■ EXERCISE INPUTS
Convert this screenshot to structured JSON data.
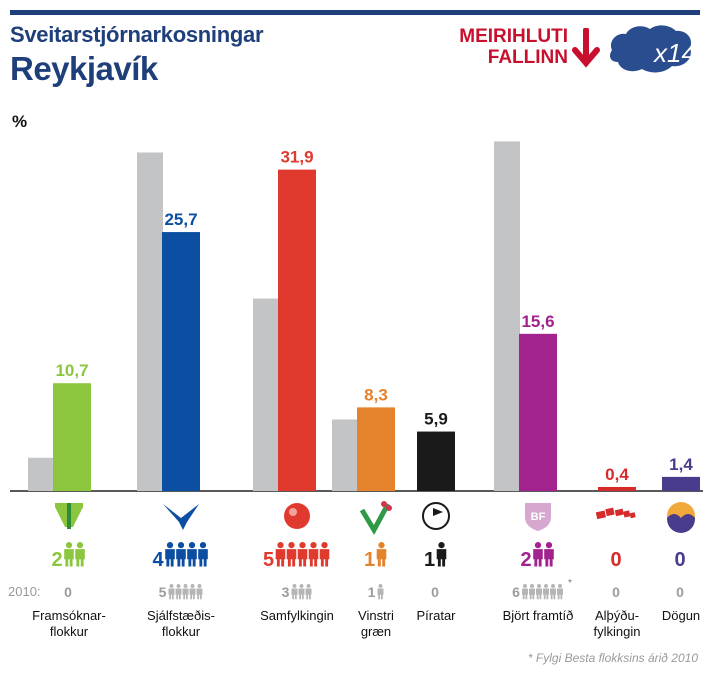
{
  "header": {
    "title_small": "Sveitarstjórnarkosningar",
    "title_big": "Reykjavík",
    "badge_line1": "MEIRIHLUTI",
    "badge_line2": "FALLINN",
    "badge_mark": "x14",
    "badge_color": "#c8102e",
    "title_color": "#1e3f7a"
  },
  "unit_label": "%",
  "seats_2010_label": "2010:",
  "footnote": "* Fylgi Besta flokksins árið 2010",
  "chart_data": {
    "type": "bar",
    "ylabel": "%",
    "ylim": [
      0,
      40
    ],
    "categories": [
      "Framsóknar-\nflokkur",
      "Sjálfstæðis-\nflokkur",
      "Samfylkingin",
      "Vinstri\ngræn",
      "Píratar",
      "Björt framtíð",
      "Alþýðu-\nfylkingin",
      "Dögun"
    ],
    "series": [
      {
        "values": [
          3.3,
          33.6,
          19.1,
          7.1,
          0,
          34.7,
          0,
          0
        ],
        "color": "#c3c4c6"
      },
      {
        "values": [
          10.7,
          25.7,
          31.9,
          8.3,
          5.9,
          15.6,
          0.4,
          1.4
        ]
      }
    ],
    "value_labels": [
      "10,7",
      "25,7",
      "31,9",
      "8,3",
      "5,9",
      "15,6",
      "0,4",
      "1,4"
    ],
    "colors": [
      "#8cc63f",
      "#0b4ea2",
      "#e03a2f",
      "#e4832b",
      "#1a1a1a",
      "#a3238e",
      "#d62b2b",
      "#4a3c8c"
    ],
    "seats_2014": [
      "2",
      "4",
      "5",
      "1",
      "1",
      "2",
      "0",
      "0"
    ],
    "seats_2010": [
      "0",
      "5",
      "3",
      "1",
      "0",
      "6",
      "0",
      "0"
    ],
    "seats_2010_note": [
      "",
      "",
      "",
      "",
      "",
      "*",
      "",
      ""
    ],
    "logo_icons": [
      "framsokn-logo-icon",
      "falcon-logo-icon",
      "rose-ball-logo-icon",
      "vg-leaf-logo-icon",
      "pirate-flag-logo-icon",
      "bf-shield-logo-icon",
      "red-flags-logo-icon",
      "sunrise-logo-icon"
    ],
    "logo_text": [
      "",
      "",
      "",
      "",
      "",
      "BF",
      "",
      ""
    ]
  }
}
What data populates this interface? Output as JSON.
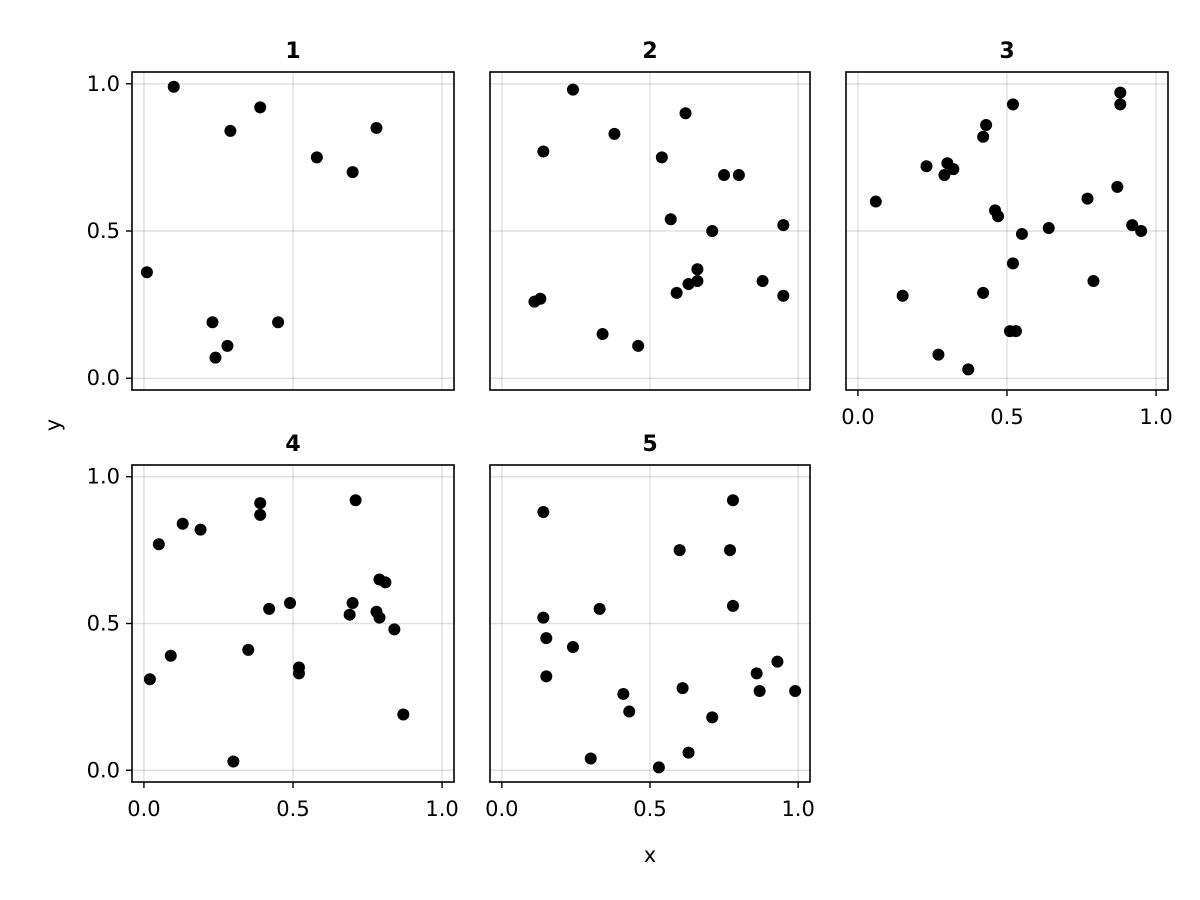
{
  "chart_data": {
    "type": "scatter",
    "xlabel": "x",
    "ylabel": "y",
    "xlim": [
      -0.04,
      1.04
    ],
    "ylim": [
      -0.04,
      1.04
    ],
    "xticks": [
      "0.0",
      "0.5",
      "1.0"
    ],
    "yticks": [
      "0.0",
      "0.5",
      "1.0"
    ],
    "grid": true,
    "point_color": "#000000",
    "panels": [
      {
        "title": "1",
        "points": [
          [
            0.1,
            0.99
          ],
          [
            0.29,
            0.84
          ],
          [
            0.39,
            0.92
          ],
          [
            0.58,
            0.75
          ],
          [
            0.7,
            0.7
          ],
          [
            0.78,
            0.85
          ],
          [
            0.01,
            0.36
          ],
          [
            0.23,
            0.19
          ],
          [
            0.45,
            0.19
          ],
          [
            0.28,
            0.11
          ],
          [
            0.24,
            0.07
          ]
        ]
      },
      {
        "title": "2",
        "points": [
          [
            0.24,
            0.98
          ],
          [
            0.38,
            0.83
          ],
          [
            0.62,
            0.9
          ],
          [
            0.14,
            0.77
          ],
          [
            0.54,
            0.75
          ],
          [
            0.75,
            0.69
          ],
          [
            0.8,
            0.69
          ],
          [
            0.57,
            0.54
          ],
          [
            0.71,
            0.5
          ],
          [
            0.95,
            0.52
          ],
          [
            0.13,
            0.27
          ],
          [
            0.11,
            0.26
          ],
          [
            0.66,
            0.37
          ],
          [
            0.63,
            0.32
          ],
          [
            0.66,
            0.33
          ],
          [
            0.59,
            0.29
          ],
          [
            0.88,
            0.33
          ],
          [
            0.95,
            0.28
          ],
          [
            0.34,
            0.15
          ],
          [
            0.46,
            0.11
          ]
        ]
      },
      {
        "title": "3",
        "points": [
          [
            0.88,
            0.97
          ],
          [
            0.88,
            0.93
          ],
          [
            0.52,
            0.93
          ],
          [
            0.43,
            0.86
          ],
          [
            0.42,
            0.82
          ],
          [
            0.3,
            0.73
          ],
          [
            0.23,
            0.72
          ],
          [
            0.32,
            0.71
          ],
          [
            0.29,
            0.69
          ],
          [
            0.06,
            0.6
          ],
          [
            0.77,
            0.61
          ],
          [
            0.87,
            0.65
          ],
          [
            0.46,
            0.57
          ],
          [
            0.47,
            0.55
          ],
          [
            0.92,
            0.52
          ],
          [
            0.95,
            0.5
          ],
          [
            0.64,
            0.51
          ],
          [
            0.55,
            0.49
          ],
          [
            0.52,
            0.39
          ],
          [
            0.79,
            0.33
          ],
          [
            0.15,
            0.28
          ],
          [
            0.42,
            0.29
          ],
          [
            0.51,
            0.16
          ],
          [
            0.53,
            0.16
          ],
          [
            0.27,
            0.08
          ],
          [
            0.37,
            0.03
          ]
        ]
      },
      {
        "title": "4",
        "points": [
          [
            0.71,
            0.92
          ],
          [
            0.39,
            0.91
          ],
          [
            0.39,
            0.87
          ],
          [
            0.13,
            0.84
          ],
          [
            0.19,
            0.82
          ],
          [
            0.05,
            0.77
          ],
          [
            0.79,
            0.65
          ],
          [
            0.81,
            0.64
          ],
          [
            0.49,
            0.57
          ],
          [
            0.7,
            0.57
          ],
          [
            0.42,
            0.55
          ],
          [
            0.78,
            0.54
          ],
          [
            0.69,
            0.53
          ],
          [
            0.79,
            0.52
          ],
          [
            0.84,
            0.48
          ],
          [
            0.35,
            0.41
          ],
          [
            0.09,
            0.39
          ],
          [
            0.52,
            0.35
          ],
          [
            0.52,
            0.33
          ],
          [
            0.02,
            0.31
          ],
          [
            0.87,
            0.19
          ],
          [
            0.3,
            0.03
          ]
        ]
      },
      {
        "title": "5",
        "points": [
          [
            0.78,
            0.92
          ],
          [
            0.14,
            0.88
          ],
          [
            0.6,
            0.75
          ],
          [
            0.77,
            0.75
          ],
          [
            0.78,
            0.56
          ],
          [
            0.33,
            0.55
          ],
          [
            0.14,
            0.52
          ],
          [
            0.15,
            0.45
          ],
          [
            0.24,
            0.42
          ],
          [
            0.86,
            0.33
          ],
          [
            0.93,
            0.37
          ],
          [
            0.15,
            0.32
          ],
          [
            0.61,
            0.28
          ],
          [
            0.87,
            0.27
          ],
          [
            0.99,
            0.27
          ],
          [
            0.41,
            0.26
          ],
          [
            0.43,
            0.2
          ],
          [
            0.71,
            0.18
          ],
          [
            0.63,
            0.06
          ],
          [
            0.3,
            0.04
          ],
          [
            0.53,
            0.01
          ]
        ]
      }
    ]
  }
}
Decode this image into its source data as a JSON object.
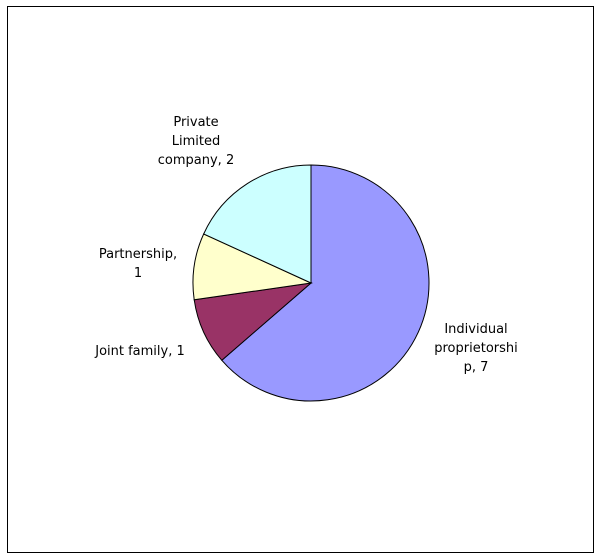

■ WORK REQUIRED
Reproduce every line exactly and omit all pictures.

■ SOLUTION TO THIS PROBLEM
Convert this screenshot to structured JSON data.
{
  "header": {
    "title_small": "Sveitarstjórnarkosningar",
    "title_big": "Reykjavík",
    "badge_line1": "MEIRIHLUTI",
    "badge_line2": "FALLINN",
    "badge_mark": "x14",
    "badge_color": "#c8102e",
    "title_color": "#1e3f7a"
  },
  "unit_label": "%",
  "seats_2010_label": "2010:",
  "footnote": "* Fylgi Besta flokksins árið 2010",
  "chart_data": {
    "type": "bar",
    "ylabel": "%",
    "ylim": [
      0,
      40
    ],
    "categories": [
      "Framsóknar-\nflokkur",
      "Sjálfstæðis-\nflokkur",
      "Samfylkingin",
      "Vinstri\ngræn",
      "Píratar",
      "Björt framtíð",
      "Alþýðu-\nfylkingin",
      "Dögun"
    ],
    "series": [
      {
        "values": [
          3.3,
          33.6,
          19.1,
          7.1,
          0,
          34.7,
          0,
          0
        ],
        "color": "#c3c4c6"
      },
      {
        "values": [
          10.7,
          25.7,
          31.9,
          8.3,
          5.9,
          15.6,
          0.4,
          1.4
        ]
      }
    ],
    "value_labels": [
      "10,7",
      "25,7",
      "31,9",
      "8,3",
      "5,9",
      "15,6",
      "0,4",
      "1,4"
    ],
    "colors": [
      "#8cc63f",
      "#0b4ea2",
      "#e03a2f",
      "#e4832b",
      "#1a1a1a",
      "#a3238e",
      "#d62b2b",
      "#4a3c8c"
    ],
    "seats_2014": [
      "2",
      "4",
      "5",
      "1",
      "1",
      "2",
      "0",
      "0"
    ],
    "seats_2010": [
      "0",
      "5",
      "3",
      "1",
      "0",
      "6",
      "0",
      "0"
    ],
    "seats_2010_note": [
      "",
      "",
      "",
      "",
      "",
      "*",
      "",
      ""
    ],
    "logo_icons": [
      "framsokn-logo-icon",
      "falcon-logo-icon",
      "rose-ball-logo-icon",
      "vg-leaf-logo-icon",
      "pirate-flag-logo-icon",
      "bf-shield-logo-icon",
      "red-flags-logo-icon",
      "sunrise-logo-icon"
    ],
    "logo_text": [
      "",
      "",
      "",
      "",
      "",
      "BF",
      "",
      ""
    ]
  }
}
What data populates this interface? Output as JSON.
{
  "chart_data": {
    "type": "scatter",
    "xlabel": "x",
    "ylabel": "y",
    "xlim": [
      -0.04,
      1.04
    ],
    "ylim": [
      -0.04,
      1.04
    ],
    "xticks": [
      "0.0",
      "0.5",
      "1.0"
    ],
    "yticks": [
      "0.0",
      "0.5",
      "1.0"
    ],
    "grid": true,
    "point_color": "#000000",
    "panels": [
      {
        "title": "1",
        "points": [
          [
            0.1,
            0.99
          ],
          [
            0.29,
            0.84
          ],
          [
            0.39,
            0.92
          ],
          [
            0.58,
            0.75
          ],
          [
            0.7,
            0.7
          ],
          [
            0.78,
            0.85
          ],
          [
            0.01,
            0.36
          ],
          [
            0.23,
            0.19
          ],
          [
            0.45,
            0.19
          ],
          [
            0.28,
            0.11
          ],
          [
            0.24,
            0.07
          ]
        ]
      },
      {
        "title": "2",
        "points": [
          [
            0.24,
            0.98
          ],
          [
            0.38,
            0.83
          ],
          [
            0.62,
            0.9
          ],
          [
            0.14,
            0.77
          ],
          [
            0.54,
            0.75
          ],
          [
            0.75,
            0.69
          ],
          [
            0.8,
            0.69
          ],
          [
            0.57,
            0.54
          ],
          [
            0.71,
            0.5
          ],
          [
            0.95,
            0.52
          ],
          [
            0.13,
            0.27
          ],
          [
            0.11,
            0.26
          ],
          [
            0.66,
            0.37
          ],
          [
            0.63,
            0.32
          ],
          [
            0.66,
            0.33
          ],
          [
            0.59,
            0.29
          ],
          [
            0.88,
            0.33
          ],
          [
            0.95,
            0.28
          ],
          [
            0.34,
            0.15
          ],
          [
            0.46,
            0.11
          ]
        ]
      },
      {
        "title": "3",
        "points": [
          [
            0.88,
            0.97
          ],
          [
            0.88,
            0.93
          ],
          [
            0.52,
            0.93
          ],
          [
            0.43,
            0.86
          ],
          [
            0.42,
            0.82
          ],
          [
            0.3,
            0.73
          ],
          [
            0.23,
            0.72
          ],
          [
            0.32,
            0.71
          ],
          [
            0.29,
            0.69
          ],
          [
            0.06,
            0.6
          ],
          [
            0.77,
            0.61
          ],
          [
            0.87,
            0.65
          ],
          [
            0.46,
            0.57
          ],
          [
            0.47,
            0.55
          ],
          [
            0.92,
            0.52
          ],
          [
            0.95,
            0.5
          ],
          [
            0.64,
            0.51
          ],
          [
            0.55,
            0.49
          ],
          [
            0.52,
            0.39
          ],
          [
            0.79,
            0.33
          ],
          [
            0.15,
            0.28
          ],
          [
            0.42,
            0.29
          ],
          [
            0.51,
            0.16
          ],
          [
            0.53,
            0.16
          ],
          [
            0.27,
            0.08
          ],
          [
            0.37,
            0.03
          ]
        ]
      },
      {
        "title": "4",
        "points": [
          [
            0.71,
            0.92
          ],
          [
            0.39,
            0.91
          ],
          [
            0.39,
            0.87
          ],
          [
            0.13,
            0.84
          ],
          [
            0.19,
            0.82
          ],
          [
            0.05,
            0.77
          ],
          [
            0.79,
            0.65
          ],
          [
            0.81,
            0.64
          ],
          [
            0.49,
            0.57
          ],
          [
            0.7,
            0.57
          ],
          [
            0.42,
            0.55
          ],
          [
            0.78,
            0.54
          ],
          [
            0.69,
            0.53
          ],
          [
            0.79,
            0.52
          ],
          [
            0.84,
            0.48
          ],
          [
            0.35,
            0.41
          ],
          [
            0.09,
            0.39
          ],
          [
            0.52,
            0.35
          ],
          [
            0.52,
            0.33
          ],
          [
            0.02,
            0.31
          ],
          [
            0.87,
            0.19
          ],
          [
            0.3,
            0.03
          ]
        ]
      },
      {
        "title": "5",
        "points": [
          [
            0.78,
            0.92
          ],
          [
            0.14,
            0.88
          ],
          [
            0.6,
            0.75
          ],
          [
            0.77,
            0.75
          ],
          [
            0.78,
            0.56
          ],
          [
            0.33,
            0.55
          ],
          [
            0.14,
            0.52
          ],
          [
            0.15,
            0.45
          ],
          [
            0.24,
            0.42
          ],
          [
            0.86,
            0.33
          ],
          [
            0.93,
            0.37
          ],
          [
            0.15,
            0.32
          ],
          [
            0.61,
            0.28
          ],
          [
            0.87,
            0.27
          ],
          [
            0.99,
            0.27
          ],
          [
            0.41,
            0.26
          ],
          [
            0.43,
            0.2
          ],
          [
            0.71,
            0.18
          ],
          [
            0.63,
            0.06
          ],
          [
            0.3,
            0.04
          ],
          [
            0.53,
            0.01
          ]
        ]
      }
    ]
  }
}
Decode this image into its source data as a JSON object.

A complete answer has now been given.